## LISTED RECORDS
__________________________________________________
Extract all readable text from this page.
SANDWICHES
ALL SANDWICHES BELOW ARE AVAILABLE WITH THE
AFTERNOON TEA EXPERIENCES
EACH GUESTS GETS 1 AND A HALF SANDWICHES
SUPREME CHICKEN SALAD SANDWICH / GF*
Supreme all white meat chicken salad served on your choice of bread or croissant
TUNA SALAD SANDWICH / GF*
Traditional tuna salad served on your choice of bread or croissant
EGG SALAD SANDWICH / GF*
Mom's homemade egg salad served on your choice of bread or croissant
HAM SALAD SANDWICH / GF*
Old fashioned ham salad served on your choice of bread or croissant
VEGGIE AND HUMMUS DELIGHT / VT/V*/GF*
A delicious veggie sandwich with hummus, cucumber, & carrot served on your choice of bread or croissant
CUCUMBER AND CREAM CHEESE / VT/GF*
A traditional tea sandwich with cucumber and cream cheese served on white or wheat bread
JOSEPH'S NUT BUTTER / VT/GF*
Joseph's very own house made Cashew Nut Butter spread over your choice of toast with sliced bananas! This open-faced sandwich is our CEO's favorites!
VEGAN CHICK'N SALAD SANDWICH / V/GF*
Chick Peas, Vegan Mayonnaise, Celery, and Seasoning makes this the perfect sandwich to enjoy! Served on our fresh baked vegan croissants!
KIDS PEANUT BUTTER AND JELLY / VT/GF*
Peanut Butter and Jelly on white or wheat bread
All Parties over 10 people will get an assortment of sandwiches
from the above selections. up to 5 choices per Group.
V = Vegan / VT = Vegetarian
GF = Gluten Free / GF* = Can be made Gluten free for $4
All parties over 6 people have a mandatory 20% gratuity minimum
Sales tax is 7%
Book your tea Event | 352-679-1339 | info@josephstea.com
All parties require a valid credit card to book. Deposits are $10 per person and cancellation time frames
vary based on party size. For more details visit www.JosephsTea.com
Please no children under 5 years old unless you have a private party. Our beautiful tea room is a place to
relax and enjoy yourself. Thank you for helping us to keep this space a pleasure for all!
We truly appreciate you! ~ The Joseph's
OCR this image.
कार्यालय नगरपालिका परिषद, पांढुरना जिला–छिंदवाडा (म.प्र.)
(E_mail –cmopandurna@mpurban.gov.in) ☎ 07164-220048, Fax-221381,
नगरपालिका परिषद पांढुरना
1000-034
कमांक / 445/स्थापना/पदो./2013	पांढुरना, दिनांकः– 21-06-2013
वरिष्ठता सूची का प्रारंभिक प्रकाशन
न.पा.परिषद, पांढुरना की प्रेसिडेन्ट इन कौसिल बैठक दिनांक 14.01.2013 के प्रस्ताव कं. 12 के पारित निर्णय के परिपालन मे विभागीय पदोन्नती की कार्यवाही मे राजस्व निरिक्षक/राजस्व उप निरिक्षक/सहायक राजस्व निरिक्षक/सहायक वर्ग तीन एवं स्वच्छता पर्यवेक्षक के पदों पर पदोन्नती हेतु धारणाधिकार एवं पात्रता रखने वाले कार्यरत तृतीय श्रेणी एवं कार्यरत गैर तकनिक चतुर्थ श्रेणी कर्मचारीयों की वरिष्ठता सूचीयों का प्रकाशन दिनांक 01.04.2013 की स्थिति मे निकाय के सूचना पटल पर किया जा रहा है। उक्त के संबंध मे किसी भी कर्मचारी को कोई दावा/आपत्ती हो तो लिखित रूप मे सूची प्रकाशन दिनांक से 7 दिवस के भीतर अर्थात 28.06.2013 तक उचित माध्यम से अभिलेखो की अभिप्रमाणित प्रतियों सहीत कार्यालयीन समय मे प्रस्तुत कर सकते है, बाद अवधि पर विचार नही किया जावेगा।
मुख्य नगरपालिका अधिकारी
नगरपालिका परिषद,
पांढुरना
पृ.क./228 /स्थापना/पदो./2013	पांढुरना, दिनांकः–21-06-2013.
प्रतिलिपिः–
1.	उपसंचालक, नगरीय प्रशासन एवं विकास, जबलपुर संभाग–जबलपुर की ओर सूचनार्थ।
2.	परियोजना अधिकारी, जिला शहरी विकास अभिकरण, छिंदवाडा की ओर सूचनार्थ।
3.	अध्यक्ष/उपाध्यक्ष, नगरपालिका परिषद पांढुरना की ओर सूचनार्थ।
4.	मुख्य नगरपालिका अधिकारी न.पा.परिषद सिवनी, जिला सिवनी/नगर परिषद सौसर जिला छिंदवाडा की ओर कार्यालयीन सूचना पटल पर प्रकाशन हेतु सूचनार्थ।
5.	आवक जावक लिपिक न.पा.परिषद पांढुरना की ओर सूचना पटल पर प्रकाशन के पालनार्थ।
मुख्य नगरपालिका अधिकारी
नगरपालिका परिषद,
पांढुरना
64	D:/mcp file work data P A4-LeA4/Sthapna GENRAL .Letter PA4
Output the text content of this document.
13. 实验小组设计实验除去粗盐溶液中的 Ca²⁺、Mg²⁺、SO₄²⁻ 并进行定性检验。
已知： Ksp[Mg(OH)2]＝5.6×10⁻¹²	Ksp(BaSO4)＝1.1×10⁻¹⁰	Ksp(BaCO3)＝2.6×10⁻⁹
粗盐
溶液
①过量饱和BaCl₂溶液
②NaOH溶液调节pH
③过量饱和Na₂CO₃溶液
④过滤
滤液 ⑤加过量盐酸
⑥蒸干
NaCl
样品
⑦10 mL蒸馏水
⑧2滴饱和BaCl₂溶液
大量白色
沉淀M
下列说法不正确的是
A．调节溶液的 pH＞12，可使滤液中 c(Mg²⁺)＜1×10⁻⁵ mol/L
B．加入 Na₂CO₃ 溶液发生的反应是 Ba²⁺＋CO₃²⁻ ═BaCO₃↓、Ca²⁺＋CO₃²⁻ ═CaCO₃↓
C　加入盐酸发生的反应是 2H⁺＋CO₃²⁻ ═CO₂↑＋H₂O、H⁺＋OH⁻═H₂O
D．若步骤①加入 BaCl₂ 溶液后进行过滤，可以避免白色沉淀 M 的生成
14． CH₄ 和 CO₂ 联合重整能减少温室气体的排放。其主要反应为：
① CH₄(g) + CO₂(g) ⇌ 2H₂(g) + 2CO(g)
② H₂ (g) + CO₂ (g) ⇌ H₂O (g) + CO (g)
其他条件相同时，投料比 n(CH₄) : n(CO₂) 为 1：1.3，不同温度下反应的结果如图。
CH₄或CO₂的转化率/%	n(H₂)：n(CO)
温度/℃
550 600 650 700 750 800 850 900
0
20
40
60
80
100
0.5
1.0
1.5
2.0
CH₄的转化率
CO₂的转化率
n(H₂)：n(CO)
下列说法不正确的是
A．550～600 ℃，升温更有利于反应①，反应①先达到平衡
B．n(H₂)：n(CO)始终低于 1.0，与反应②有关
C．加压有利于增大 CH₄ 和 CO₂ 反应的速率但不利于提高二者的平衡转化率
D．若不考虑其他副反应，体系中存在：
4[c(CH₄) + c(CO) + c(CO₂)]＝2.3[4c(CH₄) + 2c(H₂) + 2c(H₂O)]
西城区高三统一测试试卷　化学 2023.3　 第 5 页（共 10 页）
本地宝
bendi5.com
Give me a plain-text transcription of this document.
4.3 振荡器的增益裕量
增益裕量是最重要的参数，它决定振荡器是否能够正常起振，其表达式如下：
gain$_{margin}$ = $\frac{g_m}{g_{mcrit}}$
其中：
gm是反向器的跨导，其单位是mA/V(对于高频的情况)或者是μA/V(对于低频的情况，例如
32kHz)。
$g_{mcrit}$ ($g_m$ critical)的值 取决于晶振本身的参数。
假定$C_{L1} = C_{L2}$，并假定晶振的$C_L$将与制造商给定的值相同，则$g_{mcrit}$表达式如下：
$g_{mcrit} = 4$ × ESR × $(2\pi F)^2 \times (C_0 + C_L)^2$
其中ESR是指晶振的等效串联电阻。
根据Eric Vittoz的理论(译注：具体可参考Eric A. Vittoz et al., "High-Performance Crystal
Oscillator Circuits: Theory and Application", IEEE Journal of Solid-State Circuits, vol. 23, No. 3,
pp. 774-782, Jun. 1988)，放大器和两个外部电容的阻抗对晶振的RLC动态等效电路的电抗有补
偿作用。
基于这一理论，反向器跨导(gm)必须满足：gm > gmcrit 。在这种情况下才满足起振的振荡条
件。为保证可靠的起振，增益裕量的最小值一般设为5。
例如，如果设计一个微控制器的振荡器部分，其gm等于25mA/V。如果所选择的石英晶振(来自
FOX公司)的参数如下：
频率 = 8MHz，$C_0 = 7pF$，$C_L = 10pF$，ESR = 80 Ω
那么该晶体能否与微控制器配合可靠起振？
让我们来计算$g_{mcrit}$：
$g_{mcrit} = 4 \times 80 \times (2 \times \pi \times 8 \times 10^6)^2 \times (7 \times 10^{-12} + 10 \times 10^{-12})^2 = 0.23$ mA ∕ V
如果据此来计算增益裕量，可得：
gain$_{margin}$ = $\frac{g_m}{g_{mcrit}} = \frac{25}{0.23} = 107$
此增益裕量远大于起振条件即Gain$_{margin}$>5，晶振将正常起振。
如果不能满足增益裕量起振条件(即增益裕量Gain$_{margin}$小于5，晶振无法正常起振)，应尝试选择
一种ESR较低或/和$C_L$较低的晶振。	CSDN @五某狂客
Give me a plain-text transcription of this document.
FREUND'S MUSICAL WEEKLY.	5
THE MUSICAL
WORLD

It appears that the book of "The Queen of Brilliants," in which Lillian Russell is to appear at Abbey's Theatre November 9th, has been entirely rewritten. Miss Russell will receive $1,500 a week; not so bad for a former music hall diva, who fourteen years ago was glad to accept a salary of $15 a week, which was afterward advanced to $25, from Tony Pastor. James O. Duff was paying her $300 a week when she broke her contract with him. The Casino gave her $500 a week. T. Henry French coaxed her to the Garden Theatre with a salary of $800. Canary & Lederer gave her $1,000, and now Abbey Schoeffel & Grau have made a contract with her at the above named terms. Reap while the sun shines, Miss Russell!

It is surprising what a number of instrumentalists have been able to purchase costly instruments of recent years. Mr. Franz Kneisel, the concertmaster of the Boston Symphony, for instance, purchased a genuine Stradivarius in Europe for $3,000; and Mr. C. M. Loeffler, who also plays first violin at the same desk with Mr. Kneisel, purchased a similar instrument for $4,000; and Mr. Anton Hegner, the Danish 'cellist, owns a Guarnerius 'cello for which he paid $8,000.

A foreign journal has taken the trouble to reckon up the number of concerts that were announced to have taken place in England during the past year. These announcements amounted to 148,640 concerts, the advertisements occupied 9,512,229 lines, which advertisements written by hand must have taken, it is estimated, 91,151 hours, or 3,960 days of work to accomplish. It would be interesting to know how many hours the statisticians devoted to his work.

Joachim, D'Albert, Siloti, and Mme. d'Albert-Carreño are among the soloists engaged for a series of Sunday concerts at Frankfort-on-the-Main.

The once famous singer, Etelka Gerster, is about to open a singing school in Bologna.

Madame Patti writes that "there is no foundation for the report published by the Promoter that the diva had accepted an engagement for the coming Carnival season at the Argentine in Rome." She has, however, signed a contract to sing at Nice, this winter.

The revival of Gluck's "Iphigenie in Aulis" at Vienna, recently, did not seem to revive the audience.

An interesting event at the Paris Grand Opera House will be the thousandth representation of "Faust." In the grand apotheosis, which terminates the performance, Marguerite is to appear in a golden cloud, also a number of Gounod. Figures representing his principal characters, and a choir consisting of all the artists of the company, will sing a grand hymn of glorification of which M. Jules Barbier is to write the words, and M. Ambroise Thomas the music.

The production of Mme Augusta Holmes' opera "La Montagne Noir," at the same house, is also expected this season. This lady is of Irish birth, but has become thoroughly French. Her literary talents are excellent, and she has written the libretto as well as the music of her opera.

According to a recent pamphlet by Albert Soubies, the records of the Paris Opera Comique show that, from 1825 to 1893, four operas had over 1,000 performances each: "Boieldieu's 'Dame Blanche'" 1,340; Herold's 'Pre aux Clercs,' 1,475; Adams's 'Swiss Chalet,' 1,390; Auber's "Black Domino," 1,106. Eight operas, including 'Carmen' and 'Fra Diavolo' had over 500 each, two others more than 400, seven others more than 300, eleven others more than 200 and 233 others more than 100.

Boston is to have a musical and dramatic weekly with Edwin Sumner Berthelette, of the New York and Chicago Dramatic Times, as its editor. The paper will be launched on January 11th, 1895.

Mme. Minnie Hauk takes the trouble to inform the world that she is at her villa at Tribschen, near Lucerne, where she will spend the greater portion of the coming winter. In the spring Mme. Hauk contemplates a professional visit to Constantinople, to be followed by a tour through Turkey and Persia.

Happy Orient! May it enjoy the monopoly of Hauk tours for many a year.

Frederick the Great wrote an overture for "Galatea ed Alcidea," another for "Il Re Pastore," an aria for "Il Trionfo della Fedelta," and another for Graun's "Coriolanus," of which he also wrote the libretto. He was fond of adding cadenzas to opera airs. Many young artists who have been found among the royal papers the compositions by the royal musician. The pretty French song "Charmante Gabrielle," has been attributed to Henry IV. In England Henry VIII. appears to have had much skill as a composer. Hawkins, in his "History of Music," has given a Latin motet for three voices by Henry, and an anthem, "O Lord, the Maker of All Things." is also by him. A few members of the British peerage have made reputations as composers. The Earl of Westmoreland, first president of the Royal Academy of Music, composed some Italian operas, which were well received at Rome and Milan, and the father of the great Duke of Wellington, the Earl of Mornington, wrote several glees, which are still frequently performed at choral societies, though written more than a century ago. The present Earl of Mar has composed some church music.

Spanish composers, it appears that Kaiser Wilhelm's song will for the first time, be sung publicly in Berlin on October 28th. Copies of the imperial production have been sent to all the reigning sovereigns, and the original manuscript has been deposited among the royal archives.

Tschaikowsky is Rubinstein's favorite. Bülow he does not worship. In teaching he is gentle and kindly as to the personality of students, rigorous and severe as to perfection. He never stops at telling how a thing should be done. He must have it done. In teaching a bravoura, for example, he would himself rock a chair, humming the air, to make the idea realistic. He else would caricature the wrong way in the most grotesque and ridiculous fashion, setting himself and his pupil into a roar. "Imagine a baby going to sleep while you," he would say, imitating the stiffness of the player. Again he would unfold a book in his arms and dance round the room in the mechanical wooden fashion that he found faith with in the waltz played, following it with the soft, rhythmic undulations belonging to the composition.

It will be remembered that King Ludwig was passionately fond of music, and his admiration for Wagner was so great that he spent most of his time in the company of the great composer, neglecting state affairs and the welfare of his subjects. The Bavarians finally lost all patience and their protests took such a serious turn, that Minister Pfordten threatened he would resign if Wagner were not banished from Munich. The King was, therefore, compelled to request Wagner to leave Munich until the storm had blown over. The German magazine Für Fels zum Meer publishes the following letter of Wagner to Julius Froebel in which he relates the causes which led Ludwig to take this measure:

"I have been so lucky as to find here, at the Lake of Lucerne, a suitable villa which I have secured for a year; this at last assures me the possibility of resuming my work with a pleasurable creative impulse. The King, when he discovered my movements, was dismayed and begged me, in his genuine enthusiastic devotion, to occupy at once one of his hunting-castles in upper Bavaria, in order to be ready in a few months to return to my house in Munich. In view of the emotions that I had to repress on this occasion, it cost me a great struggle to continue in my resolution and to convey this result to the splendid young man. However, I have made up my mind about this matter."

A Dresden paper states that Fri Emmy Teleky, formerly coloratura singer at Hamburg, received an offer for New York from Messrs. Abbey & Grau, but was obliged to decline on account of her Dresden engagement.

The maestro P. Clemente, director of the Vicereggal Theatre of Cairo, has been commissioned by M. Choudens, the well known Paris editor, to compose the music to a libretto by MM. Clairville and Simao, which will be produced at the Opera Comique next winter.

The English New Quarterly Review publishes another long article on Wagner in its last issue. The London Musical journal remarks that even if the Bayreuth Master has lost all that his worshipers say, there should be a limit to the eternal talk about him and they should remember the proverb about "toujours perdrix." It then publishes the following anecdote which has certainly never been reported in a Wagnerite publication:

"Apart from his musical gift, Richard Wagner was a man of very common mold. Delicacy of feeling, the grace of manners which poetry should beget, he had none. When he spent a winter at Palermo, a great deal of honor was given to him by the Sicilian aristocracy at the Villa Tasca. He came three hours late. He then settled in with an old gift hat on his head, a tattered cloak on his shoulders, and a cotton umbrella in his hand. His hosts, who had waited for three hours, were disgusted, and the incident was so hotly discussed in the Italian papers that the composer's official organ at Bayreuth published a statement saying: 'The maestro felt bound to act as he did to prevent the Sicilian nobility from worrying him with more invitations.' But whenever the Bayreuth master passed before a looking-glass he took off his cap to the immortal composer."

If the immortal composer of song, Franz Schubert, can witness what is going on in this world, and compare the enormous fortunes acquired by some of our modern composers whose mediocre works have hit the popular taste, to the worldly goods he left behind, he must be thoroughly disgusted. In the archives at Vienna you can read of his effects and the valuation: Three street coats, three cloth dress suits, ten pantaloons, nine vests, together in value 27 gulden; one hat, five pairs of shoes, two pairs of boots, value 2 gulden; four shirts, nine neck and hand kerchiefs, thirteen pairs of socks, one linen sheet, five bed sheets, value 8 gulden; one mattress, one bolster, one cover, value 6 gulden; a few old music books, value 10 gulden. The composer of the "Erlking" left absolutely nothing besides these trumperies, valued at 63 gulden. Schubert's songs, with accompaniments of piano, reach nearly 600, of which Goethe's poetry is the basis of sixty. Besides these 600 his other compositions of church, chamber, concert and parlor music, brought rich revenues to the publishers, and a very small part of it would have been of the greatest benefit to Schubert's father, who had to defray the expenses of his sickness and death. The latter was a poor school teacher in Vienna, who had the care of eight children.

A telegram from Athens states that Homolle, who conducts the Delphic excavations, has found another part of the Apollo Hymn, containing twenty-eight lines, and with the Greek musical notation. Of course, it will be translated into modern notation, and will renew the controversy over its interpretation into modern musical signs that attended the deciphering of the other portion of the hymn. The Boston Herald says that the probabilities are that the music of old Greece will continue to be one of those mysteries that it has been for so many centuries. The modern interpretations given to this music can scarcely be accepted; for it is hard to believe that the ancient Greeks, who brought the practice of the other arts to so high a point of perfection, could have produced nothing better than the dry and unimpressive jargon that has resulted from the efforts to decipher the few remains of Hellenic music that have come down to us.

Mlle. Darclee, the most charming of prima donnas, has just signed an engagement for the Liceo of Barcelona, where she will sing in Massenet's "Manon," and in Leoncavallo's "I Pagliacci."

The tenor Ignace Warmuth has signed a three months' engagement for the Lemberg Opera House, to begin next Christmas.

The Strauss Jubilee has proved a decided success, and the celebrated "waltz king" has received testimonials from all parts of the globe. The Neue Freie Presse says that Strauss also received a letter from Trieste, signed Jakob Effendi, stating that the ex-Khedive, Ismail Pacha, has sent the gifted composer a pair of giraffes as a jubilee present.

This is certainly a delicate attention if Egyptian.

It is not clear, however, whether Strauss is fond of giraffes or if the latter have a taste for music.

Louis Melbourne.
__________________________________________________
## SHORT PROBLEM
In how many lines of the data does the string "Strauss" appear? Give only the number.

## CORRECT RESULT
2